▸ DIRECTIONS FOR THIS TASK:
Extract each line of the data below exactly as written.

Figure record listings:
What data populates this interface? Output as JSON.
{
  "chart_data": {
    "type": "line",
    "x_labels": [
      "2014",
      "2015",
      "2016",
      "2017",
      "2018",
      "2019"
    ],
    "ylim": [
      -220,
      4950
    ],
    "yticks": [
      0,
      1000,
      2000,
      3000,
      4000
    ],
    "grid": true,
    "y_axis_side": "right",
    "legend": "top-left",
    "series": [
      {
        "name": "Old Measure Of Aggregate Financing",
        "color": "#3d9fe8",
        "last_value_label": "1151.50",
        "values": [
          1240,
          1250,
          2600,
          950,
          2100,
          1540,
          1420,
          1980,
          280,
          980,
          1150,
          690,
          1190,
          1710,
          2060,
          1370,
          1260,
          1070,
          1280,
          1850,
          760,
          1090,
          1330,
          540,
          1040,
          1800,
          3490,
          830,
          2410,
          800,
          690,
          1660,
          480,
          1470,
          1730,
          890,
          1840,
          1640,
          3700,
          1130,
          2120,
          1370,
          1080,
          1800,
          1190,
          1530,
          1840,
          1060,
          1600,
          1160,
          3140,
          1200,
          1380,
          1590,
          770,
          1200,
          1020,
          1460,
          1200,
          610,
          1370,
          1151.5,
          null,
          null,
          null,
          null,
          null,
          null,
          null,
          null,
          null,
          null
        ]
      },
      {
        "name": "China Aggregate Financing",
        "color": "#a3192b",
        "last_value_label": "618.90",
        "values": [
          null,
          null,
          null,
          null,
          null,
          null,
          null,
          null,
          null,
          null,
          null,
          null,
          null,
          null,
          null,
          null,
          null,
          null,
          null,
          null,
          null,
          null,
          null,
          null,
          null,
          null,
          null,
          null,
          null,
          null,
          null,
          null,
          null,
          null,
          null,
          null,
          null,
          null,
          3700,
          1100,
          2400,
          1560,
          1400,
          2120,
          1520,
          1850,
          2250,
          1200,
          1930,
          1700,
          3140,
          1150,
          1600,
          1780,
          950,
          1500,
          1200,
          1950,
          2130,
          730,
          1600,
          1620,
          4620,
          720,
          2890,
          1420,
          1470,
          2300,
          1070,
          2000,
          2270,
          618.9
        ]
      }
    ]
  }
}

▸ EXPECTED ANSWER:
What data populates this interface? Output as JSON.
{
  "chart_data": {
    "type": "line",
    "x_labels": [
      "2014",
      "2015",
      "2016",
      "2017",
      "2018",
      "2019"
    ],
    "ylim": [
      -220,
      4950
    ],
    "yticks": [
      0,
      1000,
      2000,
      3000,
      4000
    ],
    "grid": true,
    "y_axis_side": "right",
    "legend": "top-left",
    "series": [
      {
        "name": "Old Measure Of Aggregate Financing",
        "color": "#3d9fe8",
        "last_value_label": "1151.50",
        "values": [
          1240,
          1250,
          2600,
          950,
          2100,
          1540,
          1420,
          1980,
          280,
          980,
          1150,
          690,
          1190,
          1710,
          2060,
          1370,
          1260,
          1070,
          1280,
          1850,
          760,
          1090,
          1330,
          540,
          1040,
          1800,
          3490,
          830,
          2410,
          800,
          690,
          1660,
          480,
          1470,
          1730,
          890,
          1840,
          1640,
          3700,
          1130,
          2120,
          1370,
          1080,
          1800,
          1190,
          1530,
          1840,
          1060,
          1600,
          1160,
          3140,
          1200,
          1380,
          1590,
          770,
          1200,
          1020,
          1460,
          1200,
          610,
          1370,
          1151.5,
          null,
          null,
          null,
          null,
          null,
          null,
          null,
          null,
          null,
          null
        ]
      },
      {
        "name": "China Aggregate Financing",
        "color": "#a3192b",
        "last_value_label": "618.90",
        "values": [
          null,
          null,
          null,
          null,
          null,
          null,
          null,
          null,
          null,
          null,
          null,
          null,
          null,
          null,
          null,
          null,
          null,
          null,
          null,
          null,
          null,
          null,
          null,
          null,
          null,
          null,
          null,
          null,
          null,
          null,
          null,
          null,
          null,
          null,
          null,
          null,
          null,
          null,
          3700,
          1100,
          2400,
          1560,
          1400,
          2120,
          1520,
          1850,
          2250,
          1200,
          1930,
          1700,
          3140,
          1150,
          1600,
          1780,
          950,
          1500,
          1200,
          1950,
          2130,
          730,
          1600,
          1620,
          4620,
          720,
          2890,
          1420,
          1470,
          2300,
          1070,
          2000,
          2270,
          618.9
        ]
      }
    ]
  }
}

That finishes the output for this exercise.